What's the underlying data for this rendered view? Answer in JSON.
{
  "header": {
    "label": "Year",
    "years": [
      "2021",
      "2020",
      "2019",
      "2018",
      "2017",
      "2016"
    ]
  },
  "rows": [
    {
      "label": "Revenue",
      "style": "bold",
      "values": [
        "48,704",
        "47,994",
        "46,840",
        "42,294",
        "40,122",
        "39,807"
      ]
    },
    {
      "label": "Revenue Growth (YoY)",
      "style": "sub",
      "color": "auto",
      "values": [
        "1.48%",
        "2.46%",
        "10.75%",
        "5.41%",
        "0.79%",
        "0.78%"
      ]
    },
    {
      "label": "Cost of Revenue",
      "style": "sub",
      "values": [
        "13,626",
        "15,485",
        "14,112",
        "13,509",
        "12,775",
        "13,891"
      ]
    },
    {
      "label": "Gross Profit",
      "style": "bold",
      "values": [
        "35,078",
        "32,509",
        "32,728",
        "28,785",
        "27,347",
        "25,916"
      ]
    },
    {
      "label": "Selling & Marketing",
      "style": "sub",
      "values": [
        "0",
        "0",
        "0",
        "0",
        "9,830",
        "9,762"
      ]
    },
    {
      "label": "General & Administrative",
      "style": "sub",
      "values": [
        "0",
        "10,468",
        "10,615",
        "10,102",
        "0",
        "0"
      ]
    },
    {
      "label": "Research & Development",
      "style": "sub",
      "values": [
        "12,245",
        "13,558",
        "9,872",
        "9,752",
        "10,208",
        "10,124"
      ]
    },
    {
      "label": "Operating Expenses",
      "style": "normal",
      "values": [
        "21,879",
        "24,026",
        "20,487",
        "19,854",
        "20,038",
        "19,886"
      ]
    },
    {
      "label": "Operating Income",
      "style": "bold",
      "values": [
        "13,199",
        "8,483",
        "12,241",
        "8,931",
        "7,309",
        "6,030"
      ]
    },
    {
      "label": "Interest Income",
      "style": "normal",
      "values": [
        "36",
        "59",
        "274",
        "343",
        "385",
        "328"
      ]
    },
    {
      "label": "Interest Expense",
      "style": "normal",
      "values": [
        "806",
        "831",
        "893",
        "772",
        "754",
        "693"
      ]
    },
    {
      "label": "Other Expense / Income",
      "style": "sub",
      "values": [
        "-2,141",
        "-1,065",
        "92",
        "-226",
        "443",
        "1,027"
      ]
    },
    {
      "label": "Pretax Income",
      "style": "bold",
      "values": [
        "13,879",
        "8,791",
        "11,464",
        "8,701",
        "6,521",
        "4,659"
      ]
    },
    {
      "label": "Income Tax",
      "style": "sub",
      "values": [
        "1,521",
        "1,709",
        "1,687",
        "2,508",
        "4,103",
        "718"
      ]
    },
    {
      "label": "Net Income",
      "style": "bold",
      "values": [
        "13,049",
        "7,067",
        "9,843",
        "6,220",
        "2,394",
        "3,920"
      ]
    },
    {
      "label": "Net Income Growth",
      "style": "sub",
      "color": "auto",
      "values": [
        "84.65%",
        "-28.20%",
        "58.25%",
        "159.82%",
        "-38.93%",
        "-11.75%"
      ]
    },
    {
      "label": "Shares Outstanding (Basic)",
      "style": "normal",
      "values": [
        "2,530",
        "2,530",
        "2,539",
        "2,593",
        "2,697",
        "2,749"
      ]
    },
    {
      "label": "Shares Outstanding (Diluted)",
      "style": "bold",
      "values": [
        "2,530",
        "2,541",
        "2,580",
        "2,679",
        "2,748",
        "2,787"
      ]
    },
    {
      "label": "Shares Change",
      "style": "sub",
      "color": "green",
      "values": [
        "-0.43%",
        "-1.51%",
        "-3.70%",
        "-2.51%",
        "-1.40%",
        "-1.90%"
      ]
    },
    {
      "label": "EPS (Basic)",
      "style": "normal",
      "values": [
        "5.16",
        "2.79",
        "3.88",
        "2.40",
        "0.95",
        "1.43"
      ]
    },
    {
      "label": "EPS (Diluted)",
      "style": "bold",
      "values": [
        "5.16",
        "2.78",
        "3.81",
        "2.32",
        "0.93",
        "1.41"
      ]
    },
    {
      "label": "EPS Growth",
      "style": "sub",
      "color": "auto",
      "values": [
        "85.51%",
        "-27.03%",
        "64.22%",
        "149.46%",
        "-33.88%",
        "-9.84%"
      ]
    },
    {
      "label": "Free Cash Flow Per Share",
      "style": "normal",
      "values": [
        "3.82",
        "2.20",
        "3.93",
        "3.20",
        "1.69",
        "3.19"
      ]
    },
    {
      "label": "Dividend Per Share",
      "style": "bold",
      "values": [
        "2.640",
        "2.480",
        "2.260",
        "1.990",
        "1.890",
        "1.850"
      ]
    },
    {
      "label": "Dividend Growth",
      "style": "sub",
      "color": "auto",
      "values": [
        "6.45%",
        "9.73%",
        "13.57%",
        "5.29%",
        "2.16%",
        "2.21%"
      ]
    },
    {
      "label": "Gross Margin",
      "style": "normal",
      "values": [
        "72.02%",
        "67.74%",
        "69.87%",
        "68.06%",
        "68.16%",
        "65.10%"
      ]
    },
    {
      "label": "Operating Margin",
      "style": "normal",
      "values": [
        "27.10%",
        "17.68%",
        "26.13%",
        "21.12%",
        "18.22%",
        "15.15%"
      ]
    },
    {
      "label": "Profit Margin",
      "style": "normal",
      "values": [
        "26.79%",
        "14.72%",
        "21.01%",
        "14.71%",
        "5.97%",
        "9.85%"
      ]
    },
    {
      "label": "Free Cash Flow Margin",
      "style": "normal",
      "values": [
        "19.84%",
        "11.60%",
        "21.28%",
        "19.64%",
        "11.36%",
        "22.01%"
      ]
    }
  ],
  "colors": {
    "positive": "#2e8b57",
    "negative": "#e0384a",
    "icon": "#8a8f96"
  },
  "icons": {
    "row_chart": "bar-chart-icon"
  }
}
---
- [The problem]
Restate every record exactly, leaving nothing out.

- [The answer]
What's the underlying data for this rendered view? Answer in JSON.
{
  "header": {
    "label": "Year",
    "years": [
      "2021",
      "2020",
      "2019",
      "2018",
      "2017",
      "2016"
    ]
  },
  "rows": [
    {
      "label": "Revenue",
      "style": "bold",
      "values": [
        "48,704",
        "47,994",
        "46,840",
        "42,294",
        "40,122",
        "39,807"
      ]
    },
    {
      "label": "Revenue Growth (YoY)",
      "style": "sub",
      "color": "auto",
      "values": [
        "1.48%",
        "2.46%",
        "10.75%",
        "5.41%",
        "0.79%",
        "0.78%"
      ]
    },
    {
      "label": "Cost of Revenue",
      "style": "sub",
      "values": [
        "13,626",
        "15,485",
        "14,112",
        "13,509",
        "12,775",
        "13,891"
      ]
    },
    {
      "label": "Gross Profit",
      "style": "bold",
      "values": [
        "35,078",
        "32,509",
        "32,728",
        "28,785",
        "27,347",
        "25,916"
      ]
    },
    {
      "label": "Selling & Marketing",
      "style": "sub",
      "values": [
        "0",
        "0",
        "0",
        "0",
        "9,830",
        "9,762"
      ]
    },
    {
      "label": "General & Administrative",
      "style": "sub",
      "values": [
        "0",
        "10,468",
        "10,615",
        "10,102",
        "0",
        "0"
      ]
    },
    {
      "label": "Research & Development",
      "style": "sub",
      "values": [
        "12,245",
        "13,558",
        "9,872",
        "9,752",
        "10,208",
        "10,124"
      ]
    },
    {
      "label": "Operating Expenses",
      "style": "normal",
      "values": [
        "21,879",
        "24,026",
        "20,487",
        "19,854",
        "20,038",
        "19,886"
      ]
    },
    {
      "label": "Operating Income",
      "style": "bold",
      "values": [
        "13,199",
        "8,483",
        "12,241",
        "8,931",
        "7,309",
        "6,030"
      ]
    },
    {
      "label": "Interest Income",
      "style": "normal",
      "values": [
        "36",
        "59",
        "274",
        "343",
        "385",
        "328"
      ]
    },
    {
      "label": "Interest Expense",
      "style": "normal",
      "values": [
        "806",
        "831",
        "893",
        "772",
        "754",
        "693"
      ]
    },
    {
      "label": "Other Expense / Income",
      "style": "sub",
      "values": [
        "-2,141",
        "-1,065",
        "92",
        "-226",
        "443",
        "1,027"
      ]
    },
    {
      "label": "Pretax Income",
      "style": "bold",
      "values": [
        "13,879",
        "8,791",
        "11,464",
        "8,701",
        "6,521",
        "4,659"
      ]
    },
    {
      "label": "Income Tax",
      "style": "sub",
      "values": [
        "1,521",
        "1,709",
        "1,687",
        "2,508",
        "4,103",
        "718"
      ]
    },
    {
      "label": "Net Income",
      "style": "bold",
      "values": [
        "13,049",
        "7,067",
        "9,843",
        "6,220",
        "2,394",
        "3,920"
      ]
    },
    {
      "label": "Net Income Growth",
      "style": "sub",
      "color": "auto",
      "values": [
        "84.65%",
        "-28.20%",
        "58.25%",
        "159.82%",
        "-38.93%",
        "-11.75%"
      ]
    },
    {
      "label": "Shares Outstanding (Basic)",
      "style": "normal",
      "values": [
        "2,530",
        "2,530",
        "2,539",
        "2,593",
        "2,697",
        "2,749"
      ]
    },
    {
      "label": "Shares Outstanding (Diluted)",
      "style": "bold",
      "values": [
        "2,530",
        "2,541",
        "2,580",
        "2,679",
        "2,748",
        "2,787"
      ]
    },
    {
      "label": "Shares Change",
      "style": "sub",
      "color": "green",
      "values": [
        "-0.43%",
        "-1.51%",
        "-3.70%",
        "-2.51%",
        "-1.40%",
        "-1.90%"
      ]
    },
    {
      "label": "EPS (Basic)",
      "style": "normal",
      "values": [
        "5.16",
        "2.79",
        "3.88",
        "2.40",
        "0.95",
        "1.43"
      ]
    },
    {
      "label": "EPS (Diluted)",
      "style": "bold",
      "values": [
        "5.16",
        "2.78",
        "3.81",
        "2.32",
        "0.93",
        "1.41"
      ]
    },
    {
      "label": "EPS Growth",
      "style": "sub",
      "color": "auto",
      "values": [
        "85.51%",
        "-27.03%",
        "64.22%",
        "149.46%",
        "-33.88%",
        "-9.84%"
      ]
    },
    {
      "label": "Free Cash Flow Per Share",
      "style": "normal",
      "values": [
        "3.82",
        "2.20",
        "3.93",
        "3.20",
        "1.69",
        "3.19"
      ]
    },
    {
      "label": "Dividend Per Share",
      "style": "bold",
      "values": [
        "2.640",
        "2.480",
        "2.260",
        "1.990",
        "1.890",
        "1.850"
      ]
    },
    {
      "label": "Dividend Growth",
      "style": "sub",
      "color": "auto",
      "values": [
        "6.45%",
        "9.73%",
        "13.57%",
        "5.29%",
        "2.16%",
        "2.21%"
      ]
    },
    {
      "label": "Gross Margin",
      "style": "normal",
      "values": [
        "72.02%",
        "67.74%",
        "69.87%",
        "68.06%",
        "68.16%",
        "65.10%"
      ]
    },
    {
      "label": "Operating Margin",
      "style": "normal",
      "values": [
        "27.10%",
        "17.68%",
        "26.13%",
        "21.12%",
        "18.22%",
        "15.15%"
      ]
    },
    {
      "label": "Profit Margin",
      "style": "normal",
      "values": [
        "26.79%",
        "14.72%",
        "21.01%",
        "14.71%",
        "5.97%",
        "9.85%"
      ]
    },
    {
      "label": "Free Cash Flow Margin",
      "style": "normal",
      "values": [
        "19.84%",
        "11.60%",
        "21.28%",
        "19.64%",
        "11.36%",
        "22.01%"
      ]
    }
  ],
  "colors": {
    "positive": "#2e8b57",
    "negative": "#e0384a",
    "icon": "#8a8f96"
  },
  "icons": {
    "row_chart": "bar-chart-icon"
  }
}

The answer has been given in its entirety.